SUPPLIED INFORMATION:
+-------+

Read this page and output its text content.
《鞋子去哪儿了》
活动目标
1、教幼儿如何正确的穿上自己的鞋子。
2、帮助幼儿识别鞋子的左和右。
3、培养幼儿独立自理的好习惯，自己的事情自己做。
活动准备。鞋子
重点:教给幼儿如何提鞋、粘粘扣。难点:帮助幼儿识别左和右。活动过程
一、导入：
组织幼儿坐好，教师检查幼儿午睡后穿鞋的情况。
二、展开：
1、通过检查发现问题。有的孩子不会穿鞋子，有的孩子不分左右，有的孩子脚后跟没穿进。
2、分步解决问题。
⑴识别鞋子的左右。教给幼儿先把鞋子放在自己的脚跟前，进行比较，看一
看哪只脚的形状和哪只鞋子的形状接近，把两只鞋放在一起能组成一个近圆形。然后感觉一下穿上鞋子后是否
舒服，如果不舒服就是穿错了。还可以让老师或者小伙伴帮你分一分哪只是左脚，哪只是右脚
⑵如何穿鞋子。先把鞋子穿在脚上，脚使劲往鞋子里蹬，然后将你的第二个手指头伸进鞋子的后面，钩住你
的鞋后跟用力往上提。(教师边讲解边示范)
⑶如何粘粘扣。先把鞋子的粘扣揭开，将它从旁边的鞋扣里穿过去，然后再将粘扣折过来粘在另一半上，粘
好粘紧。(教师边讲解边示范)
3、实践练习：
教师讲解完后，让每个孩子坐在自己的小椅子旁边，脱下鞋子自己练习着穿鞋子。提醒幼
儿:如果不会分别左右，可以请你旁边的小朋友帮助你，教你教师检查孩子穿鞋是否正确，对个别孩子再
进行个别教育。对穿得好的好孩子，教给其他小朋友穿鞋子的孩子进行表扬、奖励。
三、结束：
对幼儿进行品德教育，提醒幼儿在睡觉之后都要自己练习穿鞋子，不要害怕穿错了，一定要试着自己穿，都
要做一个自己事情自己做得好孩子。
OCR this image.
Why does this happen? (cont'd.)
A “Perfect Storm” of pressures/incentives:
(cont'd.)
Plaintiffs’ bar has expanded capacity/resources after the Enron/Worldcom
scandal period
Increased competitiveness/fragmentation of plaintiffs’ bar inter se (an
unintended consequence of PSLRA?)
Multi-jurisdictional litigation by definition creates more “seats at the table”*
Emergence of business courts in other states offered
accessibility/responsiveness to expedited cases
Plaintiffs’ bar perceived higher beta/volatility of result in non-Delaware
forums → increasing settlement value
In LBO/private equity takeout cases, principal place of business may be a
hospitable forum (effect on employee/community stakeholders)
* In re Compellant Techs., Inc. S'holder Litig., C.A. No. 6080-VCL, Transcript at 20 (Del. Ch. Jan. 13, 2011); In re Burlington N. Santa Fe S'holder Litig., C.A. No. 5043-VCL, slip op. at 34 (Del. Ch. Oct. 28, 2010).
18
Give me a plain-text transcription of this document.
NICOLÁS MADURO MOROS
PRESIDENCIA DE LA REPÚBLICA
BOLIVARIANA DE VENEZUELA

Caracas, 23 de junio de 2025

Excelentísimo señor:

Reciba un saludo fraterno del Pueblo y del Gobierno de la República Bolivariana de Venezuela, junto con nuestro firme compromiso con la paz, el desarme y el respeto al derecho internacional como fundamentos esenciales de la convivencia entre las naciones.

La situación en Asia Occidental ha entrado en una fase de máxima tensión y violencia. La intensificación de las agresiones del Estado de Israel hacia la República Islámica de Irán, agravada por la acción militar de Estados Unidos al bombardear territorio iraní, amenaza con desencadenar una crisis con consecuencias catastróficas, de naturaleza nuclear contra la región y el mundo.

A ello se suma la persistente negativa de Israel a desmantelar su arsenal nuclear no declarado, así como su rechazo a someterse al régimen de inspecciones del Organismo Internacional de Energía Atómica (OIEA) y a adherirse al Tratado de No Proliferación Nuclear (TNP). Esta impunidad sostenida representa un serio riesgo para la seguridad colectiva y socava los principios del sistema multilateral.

+-------+

INSTRUCTION: Identify each line in the entries with the word "business" and copy it.

THE SOLUTION:
Emergence of business courts in other states offered
In LBO/private equity takeout cases, principal place of business may be a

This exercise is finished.